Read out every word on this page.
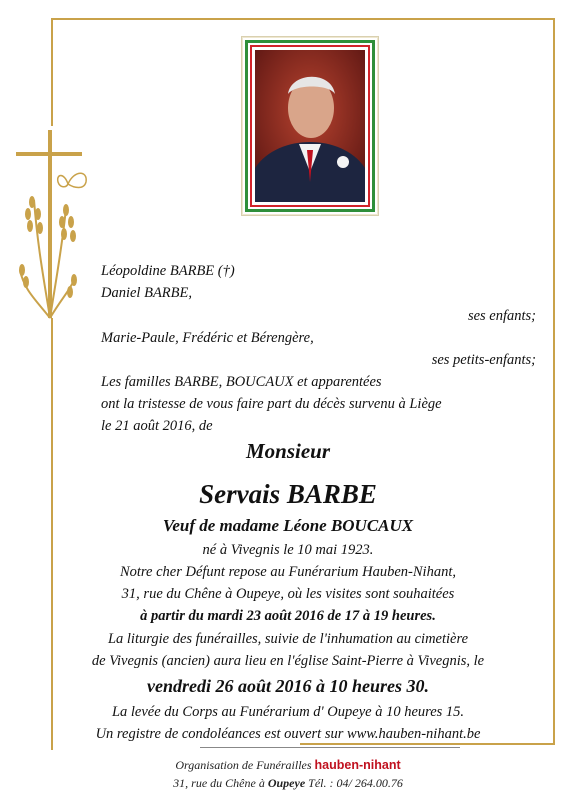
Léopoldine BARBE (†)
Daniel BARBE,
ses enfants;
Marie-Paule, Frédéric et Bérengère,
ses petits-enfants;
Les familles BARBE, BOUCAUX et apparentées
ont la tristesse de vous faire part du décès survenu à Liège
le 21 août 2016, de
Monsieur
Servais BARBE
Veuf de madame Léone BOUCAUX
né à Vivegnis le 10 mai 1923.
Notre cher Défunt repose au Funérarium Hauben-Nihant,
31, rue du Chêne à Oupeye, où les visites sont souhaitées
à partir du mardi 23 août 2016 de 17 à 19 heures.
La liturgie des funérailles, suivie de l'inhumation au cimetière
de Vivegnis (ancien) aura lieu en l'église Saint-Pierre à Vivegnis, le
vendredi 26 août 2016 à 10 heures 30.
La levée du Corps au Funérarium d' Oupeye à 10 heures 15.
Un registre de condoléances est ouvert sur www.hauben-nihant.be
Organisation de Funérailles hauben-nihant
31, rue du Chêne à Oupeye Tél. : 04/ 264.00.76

+++

— Given instruction —
Write out the entries above word for word. Do not include the pictures.

— Complete answer —
Read out every word on this page.
Léopoldine BARBE (†)
Daniel BARBE,
ses enfants;
Marie-Paule, Frédéric et Bérengère,
ses petits-enfants;
Les familles BARBE, BOUCAUX et apparentées
ont la tristesse de vous faire part du décès survenu à Liège
le 21 août 2016, de
Monsieur
Servais BARBE
Veuf de madame Léone BOUCAUX
né à Vivegnis le 10 mai 1923.
Notre cher Défunt repose au Funérarium Hauben-Nihant,
31, rue du Chêne à Oupeye, où les visites sont souhaitées
à partir du mardi 23 août 2016 de 17 à 19 heures.
La liturgie des funérailles, suivie de l'inhumation au cimetière
de Vivegnis (ancien) aura lieu en l'église Saint-Pierre à Vivegnis, le
vendredi 26 août 2016 à 10 heures 30.
La levée du Corps au Funérarium d' Oupeye à 10 heures 15.
Un registre de condoléances est ouvert sur www.hauben-nihant.be
Organisation de Funérailles hauben-nihant
31, rue du Chêne à Oupeye Tél. : 04/ 264.00.76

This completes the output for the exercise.